[Stored entries]
----------------------------------------

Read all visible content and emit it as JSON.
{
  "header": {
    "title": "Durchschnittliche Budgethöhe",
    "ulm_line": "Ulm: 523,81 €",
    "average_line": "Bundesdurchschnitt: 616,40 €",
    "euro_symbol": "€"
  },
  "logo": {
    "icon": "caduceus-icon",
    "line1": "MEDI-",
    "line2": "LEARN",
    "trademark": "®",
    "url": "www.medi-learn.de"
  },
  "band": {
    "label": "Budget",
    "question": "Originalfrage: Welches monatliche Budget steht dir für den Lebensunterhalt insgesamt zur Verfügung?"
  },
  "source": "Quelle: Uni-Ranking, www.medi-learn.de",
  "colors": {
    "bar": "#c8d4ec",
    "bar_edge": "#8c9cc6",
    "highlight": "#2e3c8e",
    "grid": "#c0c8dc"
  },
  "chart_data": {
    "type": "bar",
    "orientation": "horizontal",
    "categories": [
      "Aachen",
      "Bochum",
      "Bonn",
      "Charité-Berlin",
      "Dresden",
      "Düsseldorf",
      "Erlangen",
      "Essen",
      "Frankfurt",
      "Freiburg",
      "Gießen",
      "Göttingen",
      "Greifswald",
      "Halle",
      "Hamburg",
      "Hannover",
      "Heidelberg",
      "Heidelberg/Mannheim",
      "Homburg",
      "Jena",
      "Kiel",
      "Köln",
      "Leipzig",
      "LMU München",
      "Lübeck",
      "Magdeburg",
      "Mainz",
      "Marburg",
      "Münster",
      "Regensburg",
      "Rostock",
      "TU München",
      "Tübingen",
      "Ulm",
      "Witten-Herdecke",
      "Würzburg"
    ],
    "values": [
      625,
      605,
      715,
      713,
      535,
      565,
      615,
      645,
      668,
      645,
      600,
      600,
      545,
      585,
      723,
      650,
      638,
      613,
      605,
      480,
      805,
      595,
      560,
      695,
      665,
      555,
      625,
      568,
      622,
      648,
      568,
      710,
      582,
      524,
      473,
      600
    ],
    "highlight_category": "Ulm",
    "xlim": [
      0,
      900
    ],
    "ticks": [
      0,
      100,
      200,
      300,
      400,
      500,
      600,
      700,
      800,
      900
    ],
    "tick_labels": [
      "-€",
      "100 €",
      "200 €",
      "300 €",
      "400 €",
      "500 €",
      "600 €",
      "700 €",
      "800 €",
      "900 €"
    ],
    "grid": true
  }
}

----------------------------------------

Written exercise:
Each entry above is to be set down again in exactly the same words.

Solution to this task:
Read all visible content and emit it as JSON.
{
  "header": {
    "title": "Durchschnittliche Budgethöhe",
    "ulm_line": "Ulm: 523,81 €",
    "average_line": "Bundesdurchschnitt: 616,40 €",
    "euro_symbol": "€"
  },
  "logo": {
    "icon": "caduceus-icon",
    "line1": "MEDI-",
    "line2": "LEARN",
    "trademark": "®",
    "url": "www.medi-learn.de"
  },
  "band": {
    "label": "Budget",
    "question": "Originalfrage: Welches monatliche Budget steht dir für den Lebensunterhalt insgesamt zur Verfügung?"
  },
  "source": "Quelle: Uni-Ranking, www.medi-learn.de",
  "colors": {
    "bar": "#c8d4ec",
    "bar_edge": "#8c9cc6",
    "highlight": "#2e3c8e",
    "grid": "#c0c8dc"
  },
  "chart_data": {
    "type": "bar",
    "orientation": "horizontal",
    "categories": [
      "Aachen",
      "Bochum",
      "Bonn",
      "Charité-Berlin",
      "Dresden",
      "Düsseldorf",
      "Erlangen",
      "Essen",
      "Frankfurt",
      "Freiburg",
      "Gießen",
      "Göttingen",
      "Greifswald",
      "Halle",
      "Hamburg",
      "Hannover",
      "Heidelberg",
      "Heidelberg/Mannheim",
      "Homburg",
      "Jena",
      "Kiel",
      "Köln",
      "Leipzig",
      "LMU München",
      "Lübeck",
      "Magdeburg",
      "Mainz",
      "Marburg",
      "Münster",
      "Regensburg",
      "Rostock",
      "TU München",
      "Tübingen",
      "Ulm",
      "Witten-Herdecke",
      "Würzburg"
    ],
    "values": [
      625,
      605,
      715,
      713,
      535,
      565,
      615,
      645,
      668,
      645,
      600,
      600,
      545,
      585,
      723,
      650,
      638,
      613,
      605,
      480,
      805,
      595,
      560,
      695,
      665,
      555,
      625,
      568,
      622,
      648,
      568,
      710,
      582,
      524,
      473,
      600
    ],
    "highlight_category": "Ulm",
    "xlim": [
      0,
      900
    ],
    "ticks": [
      0,
      100,
      200,
      300,
      400,
      500,
      600,
      700,
      800,
      900
    ],
    "tick_labels": [
      "-€",
      "100 €",
      "200 €",
      "300 €",
      "400 €",
      "500 €",
      "600 €",
      "700 €",
      "800 €",
      "900 €"
    ],
    "grid": true
  }
}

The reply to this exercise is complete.